Keep the pictures out of the copy and print all the entries below exactly.
+++ DATA SHOWN
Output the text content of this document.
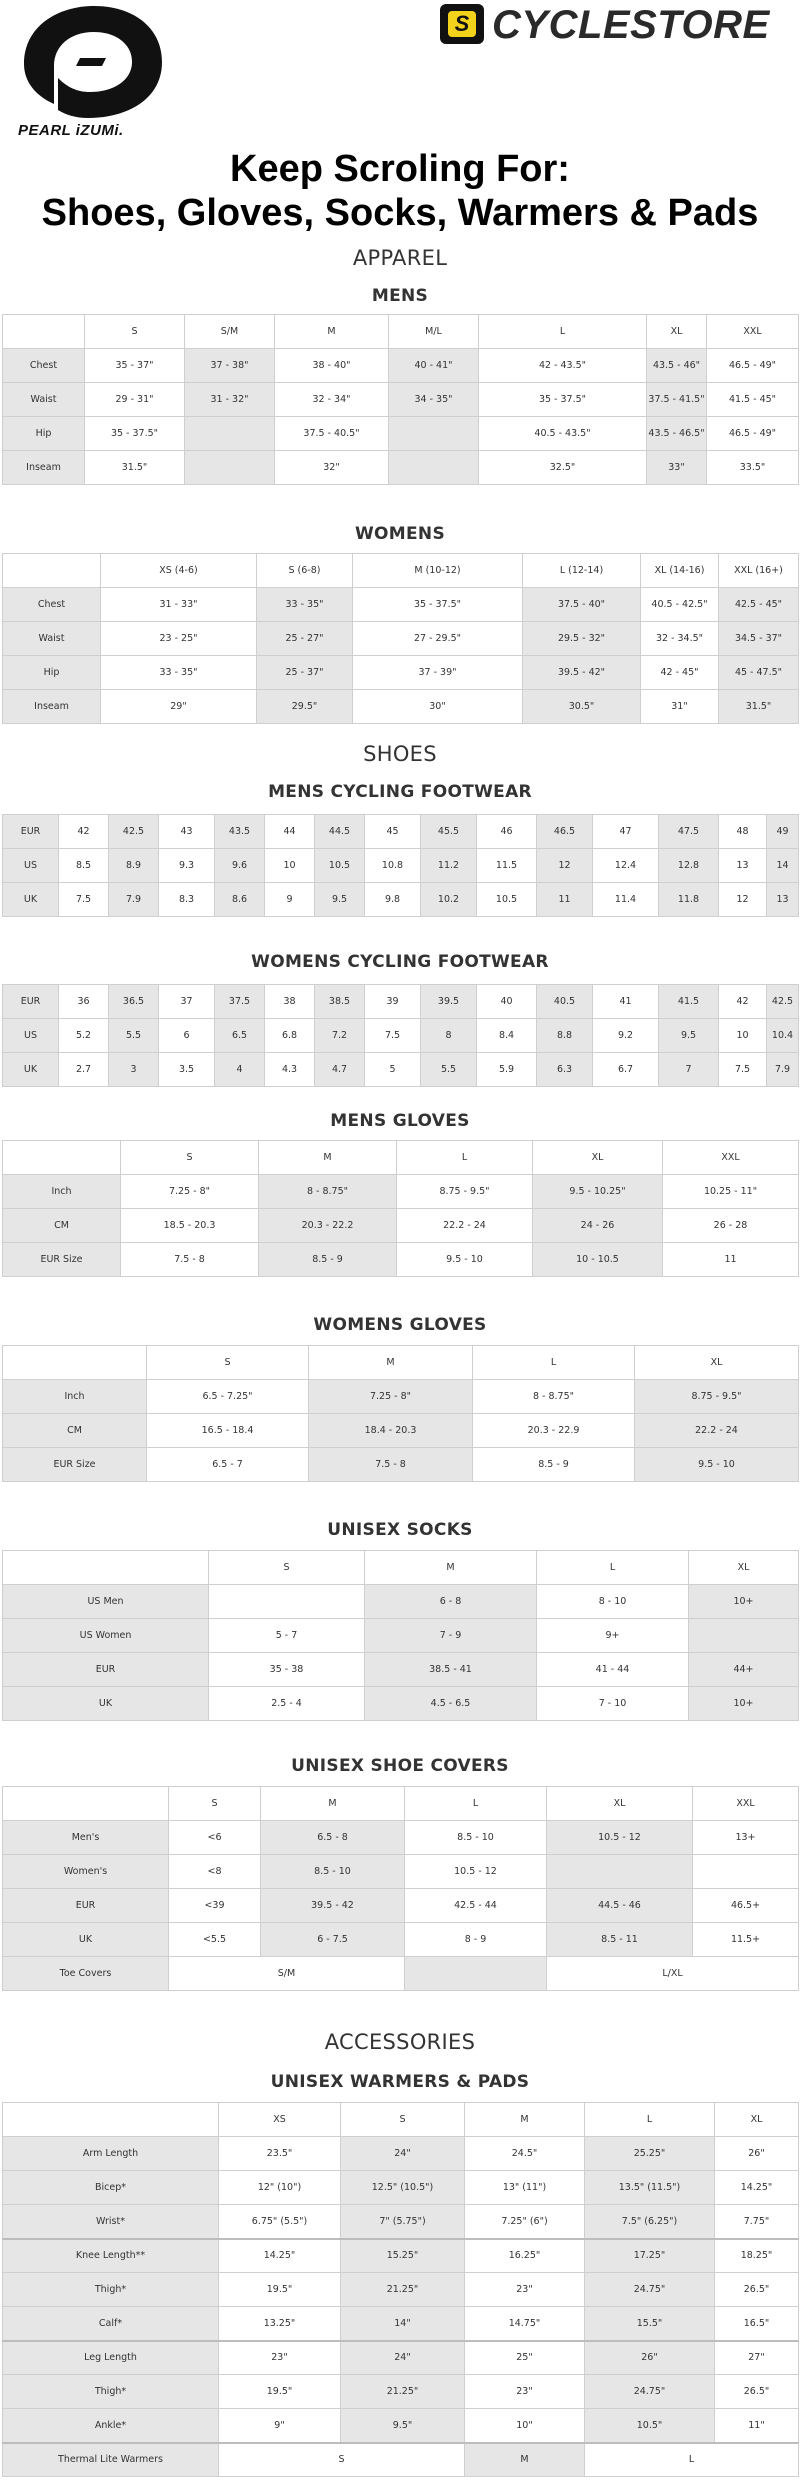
PEARL iZUMi.
S CYCLESTORE
Keep Scroling For:
Shoes, Gloves, Socks, Warmers & Pads
APPAREL
MENS
	S	S/M	M	M/L	L	XL	XXL
Chest	35 - 37"	37 - 38"	38 - 40"	40 - 41"	42 - 43.5"	43.5 - 46"	46.5 - 49"
Waist	29 - 31"	31 - 32"	32 - 34"	34 - 35"	35 - 37.5"	37.5 - 41.5"	41.5 - 45"
Hip	35 - 37.5"		37.5 - 40.5"		40.5 - 43.5"	43.5 - 46.5"	46.5 - 49"
Inseam	31.5"		32"		32.5"	33"	33.5"
WOMENS
	XS (4-6)	S (6-8)	M (10-12)	L (12-14)	XL (14-16)	XXL (16+)
Chest	31 - 33"	33 - 35"	35 - 37.5"	37.5 - 40"	40.5 - 42.5"	42.5 - 45"
Waist	23 - 25"	25 - 27"	27 - 29.5"	29.5 - 32"	32 - 34.5"	34.5 - 37"
Hip	33 - 35"	25 - 37"	37 - 39"	39.5 - 42"	42 - 45"	45 - 47.5"
Inseam	29"	29.5"	30"	30.5"	31"	31.5"
SHOES
MENS CYCLING FOOTWEAR
EUR	42	42.5	43	43.5	44	44.5	45	45.5	46	46.5	47	47.5	48	49
US	8.5	8.9	9.3	9.6	10	10.5	10.8	11.2	11.5	12	12.4	12.8	13	14
UK	7.5	7.9	8.3	8.6	9	9.5	9.8	10.2	10.5	11	11.4	11.8	12	13
WOMENS CYCLING FOOTWEAR
EUR	36	36.5	37	37.5	38	38.5	39	39.5	40	40.5	41	41.5	42	42.5
US	5.2	5.5	6	6.5	6.8	7.2	7.5	8	8.4	8.8	9.2	9.5	10	10.4
UK	2.7	3	3.5	4	4.3	4.7	5	5.5	5.9	6.3	6.7	7	7.5	7.9
MENS GLOVES
	S	M	L	XL	XXL
Inch	7.25 - 8"	8 - 8.75"	8.75 - 9.5"	9.5 - 10.25"	10.25 - 11"
CM	18.5 - 20.3	20.3 - 22.2	22.2 - 24	24 - 26	26 - 28
EUR Size	7.5 - 8	8.5 - 9	9.5 - 10	10 - 10.5	11
WOMENS GLOVES
	S	M	L	XL
Inch	6.5 - 7.25"	7.25 - 8"	8 - 8.75"	8.75 - 9.5"
CM	16.5 - 18.4	18.4 - 20.3	20.3 - 22.9	22.2 - 24
EUR Size	6.5 - 7	7.5 - 8	8.5 - 9	9.5 - 10
UNISEX SOCKS
	S	M	L	XL
US Men		6 - 8	8 - 10	10+
US Women	5 - 7	7 - 9	9+	
EUR	35 - 38	38.5 - 41	41 - 44	44+
UK	2.5 - 4	4.5 - 6.5	7 - 10	10+
UNISEX SHOE COVERS
	S	M	L	XL	XXL
Men's	<6	6.5 - 8	8.5 - 10	10.5 - 12	13+
Women's	<8	8.5 - 10	10.5 - 12		
EUR	<39	39.5 - 42	42.5 - 44	44.5 - 46	46.5+
UK	<5.5	6 - 7.5	8 - 9	8.5 - 11	11.5+
Toe Covers	S/M			L/XL	
ACCESSORIES
UNISEX WARMERS & PADS
	XS	S	M	L	XL
Arm Length	23.5"	24"	24.5"	25.25"	26"
Bicep*	12" (10")	12.5" (10.5")	13" (11")	13.5" (11.5")	14.25"
Wrist*	6.75" (5.5")	7" (5.75")	7.25" (6")	7.5" (6.25")	7.75"
Knee Length**	14.25"	15.25"	16.25"	17.25"	18.25"
Thigh*	19.5"	21.25"	23"	24.75"	26.5"
Calf*	13.25"	14"	14.75"	15.5"	16.5"
Leg Length	23"	24"	25"	26"	27"
Thigh*	19.5"	21.25"	23"	24.75"	26.5"
Ankle*	9"	9.5"	10"	10.5"	11"
Thermal Lite Warmers	S		M	L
++++++
RESULT FOR THIS EXERCISE:
Output the text content of this document.
PEARL iZUMi.
S CYCLESTORE
Keep Scroling For:
Shoes, Gloves, Socks, Warmers & Pads
APPAREL
MENS
	S	S/M	M	M/L	L	XL	XXL
Chest	35 - 37"	37 - 38"	38 - 40"	40 - 41"	42 - 43.5"	43.5 - 46"	46.5 - 49"
Waist	29 - 31"	31 - 32"	32 - 34"	34 - 35"	35 - 37.5"	37.5 - 41.5"	41.5 - 45"
Hip	35 - 37.5"		37.5 - 40.5"		40.5 - 43.5"	43.5 - 46.5"	46.5 - 49"
Inseam	31.5"		32"		32.5"	33"	33.5"
WOMENS
	XS (4-6)	S (6-8)	M (10-12)	L (12-14)	XL (14-16)	XXL (16+)
Chest	31 - 33"	33 - 35"	35 - 37.5"	37.5 - 40"	40.5 - 42.5"	42.5 - 45"
Waist	23 - 25"	25 - 27"	27 - 29.5"	29.5 - 32"	32 - 34.5"	34.5 - 37"
Hip	33 - 35"	25 - 37"	37 - 39"	39.5 - 42"	42 - 45"	45 - 47.5"
Inseam	29"	29.5"	30"	30.5"	31"	31.5"
SHOES
MENS CYCLING FOOTWEAR
EUR	42	42.5	43	43.5	44	44.5	45	45.5	46	46.5	47	47.5	48	49
US	8.5	8.9	9.3	9.6	10	10.5	10.8	11.2	11.5	12	12.4	12.8	13	14
UK	7.5	7.9	8.3	8.6	9	9.5	9.8	10.2	10.5	11	11.4	11.8	12	13
WOMENS CYCLING FOOTWEAR
EUR	36	36.5	37	37.5	38	38.5	39	39.5	40	40.5	41	41.5	42	42.5
US	5.2	5.5	6	6.5	6.8	7.2	7.5	8	8.4	8.8	9.2	9.5	10	10.4
UK	2.7	3	3.5	4	4.3	4.7	5	5.5	5.9	6.3	6.7	7	7.5	7.9
MENS GLOVES
	S	M	L	XL	XXL
Inch	7.25 - 8"	8 - 8.75"	8.75 - 9.5"	9.5 - 10.25"	10.25 - 11"
CM	18.5 - 20.3	20.3 - 22.2	22.2 - 24	24 - 26	26 - 28
EUR Size	7.5 - 8	8.5 - 9	9.5 - 10	10 - 10.5	11
WOMENS GLOVES
	S	M	L	XL
Inch	6.5 - 7.25"	7.25 - 8"	8 - 8.75"	8.75 - 9.5"
CM	16.5 - 18.4	18.4 - 20.3	20.3 - 22.9	22.2 - 24
EUR Size	6.5 - 7	7.5 - 8	8.5 - 9	9.5 - 10
UNISEX SOCKS
	S	M	L	XL
US Men		6 - 8	8 - 10	10+
US Women	5 - 7	7 - 9	9+	
EUR	35 - 38	38.5 - 41	41 - 44	44+
UK	2.5 - 4	4.5 - 6.5	7 - 10	10+
UNISEX SHOE COVERS
	S	M	L	XL	XXL
Men's	<6	6.5 - 8	8.5 - 10	10.5 - 12	13+
Women's	<8	8.5 - 10	10.5 - 12		
EUR	<39	39.5 - 42	42.5 - 44	44.5 - 46	46.5+
UK	<5.5	6 - 7.5	8 - 9	8.5 - 11	11.5+
Toe Covers	S/M			L/XL	
ACCESSORIES
UNISEX WARMERS & PADS
	XS	S	M	L	XL
Arm Length	23.5"	24"	24.5"	25.25"	26"
Bicep*	12" (10")	12.5" (10.5")	13" (11")	13.5" (11.5")	14.25"
Wrist*	6.75" (5.5")	7" (5.75")	7.25" (6")	7.5" (6.25")	7.75"
Knee Length**	14.25"	15.25"	16.25"	17.25"	18.25"
Thigh*	19.5"	21.25"	23"	24.75"	26.5"
Calf*	13.25"	14"	14.75"	15.5"	16.5"
Leg Length	23"	24"	25"	26"	27"
Thigh*	19.5"	21.25"	23"	24.75"	26.5"
Ankle*	9"	9.5"	10"	10.5"	11"
Thermal Lite Warmers	S		M	L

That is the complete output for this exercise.